• YOUR TASK: Images must not appear in your copy; reproduce every other part of the records exactly.

• INFORMATION PROVIDED:
☆ ☆ ☆ ☆ ☆ ☆ ☆

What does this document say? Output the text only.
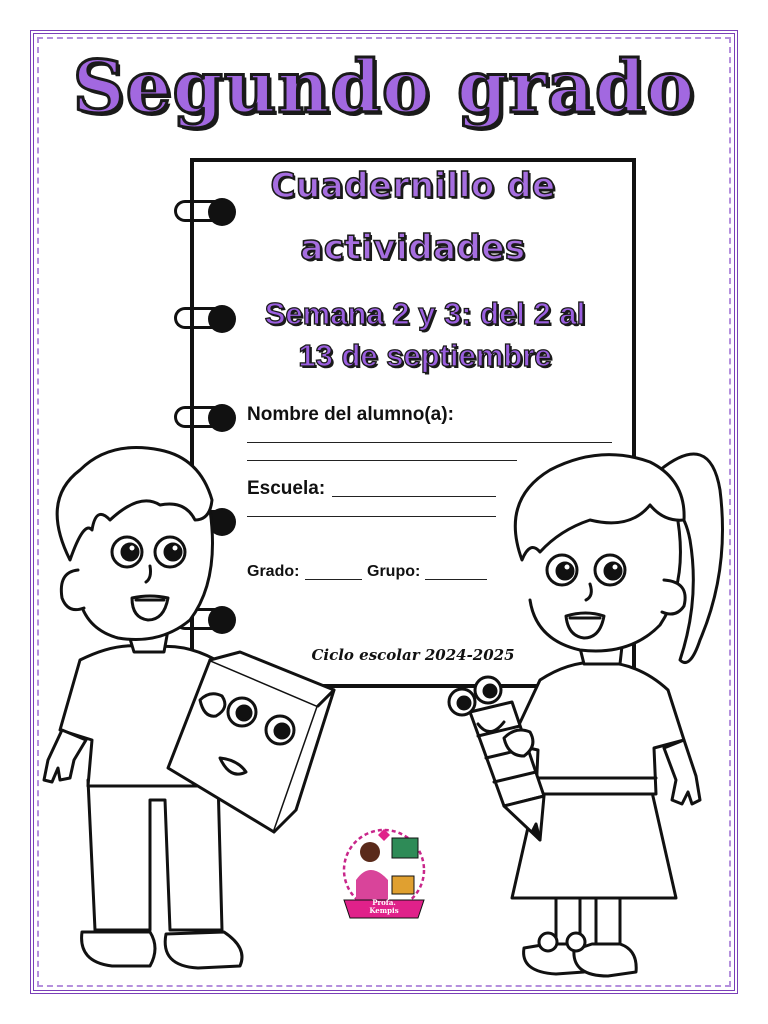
Segundo grado
Cuadernillo de
actividades
Semana 2 y 3: del 2 al
13 de septiembre
Nombre del alumno(a):
Escuela:
Grado:	Grupo:
Ciclo escolar 2024-2025
Profa.
Kempis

☆ ☆ ☆ ☆ ☆ ☆ ☆

• ANSWER TO THIS TASK:
What does this document say? Output the text only.
Segundo grado
Cuadernillo de
actividades
Semana 2 y 3: del 2 al
13 de septiembre
Nombre del alumno(a):
Escuela:
Grado:	Grupo:
Ciclo escolar 2024-2025
Profa.
Kempis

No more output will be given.